**To be done**
Reproduce verbatim the rows below, from the line containing "756, 57, 771]" through the line containing "95, 59, 105]", including both of those lines.

--- start The input ---

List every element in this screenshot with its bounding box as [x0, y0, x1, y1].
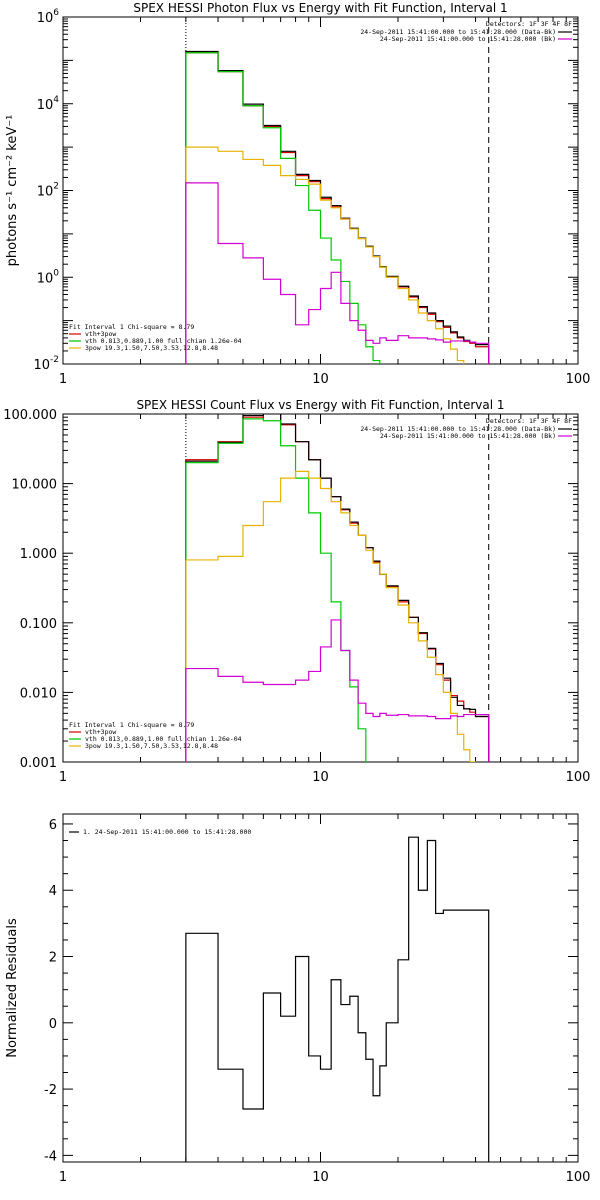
y-tick-label: 0.001	[20, 756, 57, 771]
y-tick-label-exp: 6	[53, 8, 59, 18]
y-tick-label-base: 10	[33, 358, 50, 373]
legend-entry: 24-Sep-2011 15:41:00.000 to 15:41:28.000…	[360, 28, 556, 36]
chart-panel-2: SPEX HESSI Count Flux vs Energy with Fit…	[3, 398, 591, 785]
y-tick-label-exp: 0	[53, 268, 59, 278]
fit-legend-entry: 3pow 19.3,1.50,7.50,3.53,12.8,8.48	[85, 742, 218, 750]
fit-legend-entry: vth 0.813,0.889,1.00 full chian 1.26e-04	[85, 735, 242, 743]
x-tick-label: 1	[59, 1170, 67, 1185]
legend-entry: 24-Sep-2011 15:41:00.000 to 15:41:28.000…	[380, 35, 556, 43]
series-line-2	[185, 50, 490, 364]
series-line-3	[185, 418, 367, 762]
x-tick-label: 100	[566, 770, 591, 785]
y-tick-label-exp: -2	[50, 355, 59, 365]
chart-title: SPEX HESSI Photon Flux vs Energy with Fi…	[133, 1, 507, 15]
y-tick-label: 104	[37, 95, 60, 113]
fit-legend-entry: 3pow 19.3,1.50,7.50,3.53,12.8,8.48	[85, 344, 218, 352]
legend-header: Detectors: 1F 3F 4F 8F	[486, 20, 572, 28]
y-tick-label: 4	[49, 884, 57, 899]
y-axis-label: Normalized Residuals	[5, 918, 20, 1058]
series-line-5	[185, 182, 490, 364]
y-tick-label-base: 10	[37, 11, 54, 26]
y-tick-label: 100	[37, 268, 60, 286]
series-line-3	[185, 52, 381, 364]
x-tick-label: 1	[59, 770, 67, 785]
y-tick-label-base: 10	[37, 185, 54, 200]
x-tick-label: 100	[566, 1170, 591, 1185]
legend-header: Detectors: 1F 3F 4F 8F	[486, 417, 572, 425]
y-tick-label-base: 10	[37, 98, 54, 113]
x-tick-label: 100	[566, 372, 591, 387]
y-tick-label: 1.000	[20, 547, 57, 562]
y-tick-label: 2	[49, 951, 57, 966]
series-line-4	[185, 146, 465, 364]
legend-entry: 24-Sep-2011 15:41:00.000 to 15:41:28.000…	[380, 432, 556, 440]
legend-entry: 1. 24-Sep-2011 15:41:00.000 to 15:41:28.…	[83, 828, 251, 836]
fit-legend-header: Fit Interval 1 Chi-square = 8.79	[69, 323, 194, 331]
y-tick-label-exp: 4	[53, 95, 59, 105]
x-tick-label: 10	[312, 1170, 329, 1185]
y-tick-label: -2	[44, 1083, 57, 1098]
series-line-2	[185, 414, 490, 762]
series-group	[185, 414, 490, 762]
y-tick-label: 0.100	[20, 617, 57, 632]
series-line-4	[185, 470, 477, 762]
series-line-5	[185, 619, 490, 762]
y-tick-label: 106	[37, 8, 60, 26]
fit-legend-header: Fit Interval 1 Chi-square = 8.79	[69, 721, 194, 729]
y-tick-label: 100.000	[3, 408, 57, 423]
legend-entry: 24-Sep-2011 15:41:00.000 to 15:41:28.000…	[360, 425, 556, 433]
y-tick-label-exp: 2	[53, 182, 59, 192]
y-tick-label: -4	[44, 1149, 57, 1164]
y-tick-label: 6	[49, 818, 57, 833]
series-line-1	[185, 836, 490, 1162]
y-tick-label: 10.000	[12, 478, 58, 493]
x-tick-label: 10	[312, 372, 329, 387]
series-group	[185, 836, 490, 1162]
series-line-1	[185, 414, 490, 762]
x-tick-label: 1	[59, 372, 67, 387]
chart-panel-3: 1 10 100 -4 -2 0 2 4 6 Normalized Residuals 1. 24-…	[5, 813, 591, 1185]
fit-legend-entry: vth+3pow	[85, 330, 116, 338]
y-tick-label: 0.010	[20, 686, 57, 701]
series-group	[185, 50, 490, 364]
chart-panel-1: SPEX HESSI Photon Flux vs Energy with Fi…	[5, 1, 591, 387]
plot-frame	[62, 813, 579, 1163]
fit-legend-entry: vth 0.813,0.889,1.00 full chian 1.26e-04	[85, 337, 242, 345]
chart-title: SPEX HESSI Count Flux vs Energy with Fit…	[136, 398, 504, 412]
x-tick-label: 10	[312, 770, 329, 785]
y-tick-label: 10-2	[33, 355, 59, 373]
y-tick-label: 102	[37, 182, 59, 200]
fit-legend-entry: vth+3pow	[85, 728, 116, 736]
y-axis-label: photons s⁻¹ cm⁻² keV⁻¹	[5, 115, 20, 267]
y-tick-label-base: 10	[37, 271, 54, 286]
y-tick-label: 0	[49, 1017, 57, 1032]
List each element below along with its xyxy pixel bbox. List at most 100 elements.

--- end The input ---

**Result below**
y-tick-label: 0.001	[20, 756, 57, 771]
y-tick-label-exp: 6	[53, 8, 59, 18]
y-tick-label-base: 10	[33, 358, 50, 373]
legend-entry: 24-Sep-2011 15:41:00.000 to 15:41:28.000…	[360, 28, 556, 36]
chart-panel-2: SPEX HESSI Count Flux vs Energy with Fit…	[3, 398, 591, 785]
y-tick-label-exp: 0	[53, 268, 59, 278]
fit-legend-entry: 3pow 19.3,1.50,7.50,3.53,12.8,8.48	[85, 742, 218, 750]
fit-legend-entry: vth 0.813,0.889,1.00 full chian 1.26e-04	[85, 735, 242, 743]
x-tick-label: 1	[59, 1170, 67, 1185]
legend-entry: 24-Sep-2011 15:41:00.000 to 15:41:28.000…	[380, 35, 556, 43]
series-line-2	[185, 50, 490, 364]
series-line-3	[185, 418, 367, 762]
x-tick-label: 100	[566, 770, 591, 785]
y-tick-label-exp: -2	[50, 355, 59, 365]
chart-title: SPEX HESSI Photon Flux vs Energy with Fi…	[133, 1, 507, 15]
y-tick-label: 104	[37, 95, 60, 113]
fit-legend-entry: 3pow 19.3,1.50,7.50,3.53,12.8,8.48	[85, 344, 218, 352]
legend-header: Detectors: 1F 3F 4F 8F	[486, 20, 572, 28]
y-tick-label: 4	[49, 884, 57, 899]
y-axis-label: Normalized Residuals	[5, 918, 20, 1058]
series-line-5	[185, 182, 490, 364]
y-tick-label-base: 10	[37, 11, 54, 26]
y-tick-label: 100	[37, 268, 60, 286]
series-line-3	[185, 52, 381, 364]
x-tick-label: 1	[59, 770, 67, 785]
y-tick-label-base: 10	[37, 185, 54, 200]
x-tick-label: 100	[566, 1170, 591, 1185]
legend-header: Detectors: 1F 3F 4F 8F	[486, 417, 572, 425]
y-tick-label-base: 10	[37, 98, 54, 113]
x-tick-label: 100	[566, 372, 591, 387]
y-tick-label: 1.000	[20, 547, 57, 562]
y-tick-label: 2	[49, 951, 57, 966]
series-line-4	[185, 146, 465, 364]
legend-entry: 24-Sep-2011 15:41:00.000 to 15:41:28.000…	[380, 432, 556, 440]
legend-entry: 1. 24-Sep-2011 15:41:00.000 to 15:41:28.…	[83, 828, 251, 836]
fit-legend-header: Fit Interval 1 Chi-square = 8.79	[69, 323, 194, 331]
y-tick-label-exp: 4	[53, 95, 59, 105]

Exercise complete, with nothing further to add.